= POLECENIE =
Przepisz dokładnie wiersze od pierwszego wiersza wykazu do wiersza zawierającego „dollar sign: $ [714, 1515, 733, 1552]”, oba włącznie.

(Zapisane wpisy)
* * * * * * *

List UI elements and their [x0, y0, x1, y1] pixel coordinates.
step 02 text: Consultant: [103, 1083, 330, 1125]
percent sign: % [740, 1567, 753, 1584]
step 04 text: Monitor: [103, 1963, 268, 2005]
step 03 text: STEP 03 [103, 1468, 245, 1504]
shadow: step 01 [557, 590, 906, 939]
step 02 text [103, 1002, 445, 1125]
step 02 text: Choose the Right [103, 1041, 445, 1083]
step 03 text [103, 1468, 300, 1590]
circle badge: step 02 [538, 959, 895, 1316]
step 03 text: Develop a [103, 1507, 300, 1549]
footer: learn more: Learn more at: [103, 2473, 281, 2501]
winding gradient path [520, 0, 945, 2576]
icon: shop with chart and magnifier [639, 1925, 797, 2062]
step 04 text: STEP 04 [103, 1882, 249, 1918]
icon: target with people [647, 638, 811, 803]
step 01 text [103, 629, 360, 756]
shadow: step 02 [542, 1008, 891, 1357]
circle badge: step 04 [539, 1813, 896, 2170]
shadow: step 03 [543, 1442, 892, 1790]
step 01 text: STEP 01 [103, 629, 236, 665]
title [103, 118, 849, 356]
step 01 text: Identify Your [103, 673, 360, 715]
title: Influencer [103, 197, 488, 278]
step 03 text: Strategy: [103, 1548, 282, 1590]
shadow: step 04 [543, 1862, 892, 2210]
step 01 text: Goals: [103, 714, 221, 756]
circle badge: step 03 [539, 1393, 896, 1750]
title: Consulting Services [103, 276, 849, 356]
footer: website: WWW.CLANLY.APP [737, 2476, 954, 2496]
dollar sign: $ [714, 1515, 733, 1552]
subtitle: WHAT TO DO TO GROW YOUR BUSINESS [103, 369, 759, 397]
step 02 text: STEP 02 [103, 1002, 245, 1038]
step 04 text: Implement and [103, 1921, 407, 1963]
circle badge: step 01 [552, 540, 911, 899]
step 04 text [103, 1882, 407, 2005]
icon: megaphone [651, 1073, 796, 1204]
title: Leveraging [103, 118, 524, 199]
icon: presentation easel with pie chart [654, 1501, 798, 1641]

* * * * * * *

= PEŁNA ODPOWIEDŹ =
List UI elements and their [x0, y0, x1, y1] pixel coordinates.
step 02 text: Consultant: [103, 1083, 330, 1125]
percent sign: % [740, 1567, 753, 1584]
step 04 text: Monitor: [103, 1963, 268, 2005]
step 03 text: STEP 03 [103, 1468, 245, 1504]
shadow: step 01 [557, 590, 906, 939]
step 02 text [103, 1002, 445, 1125]
step 02 text: Choose the Right [103, 1041, 445, 1083]
step 03 text [103, 1468, 300, 1590]
circle badge: step 02 [538, 959, 895, 1316]
step 03 text: Develop a [103, 1507, 300, 1549]
footer: learn more: Learn more at: [103, 2473, 281, 2501]
winding gradient path [520, 0, 945, 2576]
icon: shop with chart and magnifier [639, 1925, 797, 2062]
step 04 text: STEP 04 [103, 1882, 249, 1918]
icon: target with people [647, 638, 811, 803]
step 01 text [103, 629, 360, 756]
shadow: step 02 [542, 1008, 891, 1357]
circle badge: step 04 [539, 1813, 896, 2170]
shadow: step 03 [543, 1442, 892, 1790]
step 01 text: STEP 01 [103, 629, 236, 665]
title [103, 118, 849, 356]
step 01 text: Identify Your [103, 673, 360, 715]
title: Influencer [103, 197, 488, 278]
step 03 text: Strategy: [103, 1548, 282, 1590]
shadow: step 04 [543, 1862, 892, 2210]
step 01 text: Goals: [103, 714, 221, 756]
circle badge: step 03 [539, 1393, 896, 1750]
title: Consulting Services [103, 276, 849, 356]
footer: website: WWW.CLANLY.APP [737, 2476, 954, 2496]
dollar sign: $ [714, 1515, 733, 1552]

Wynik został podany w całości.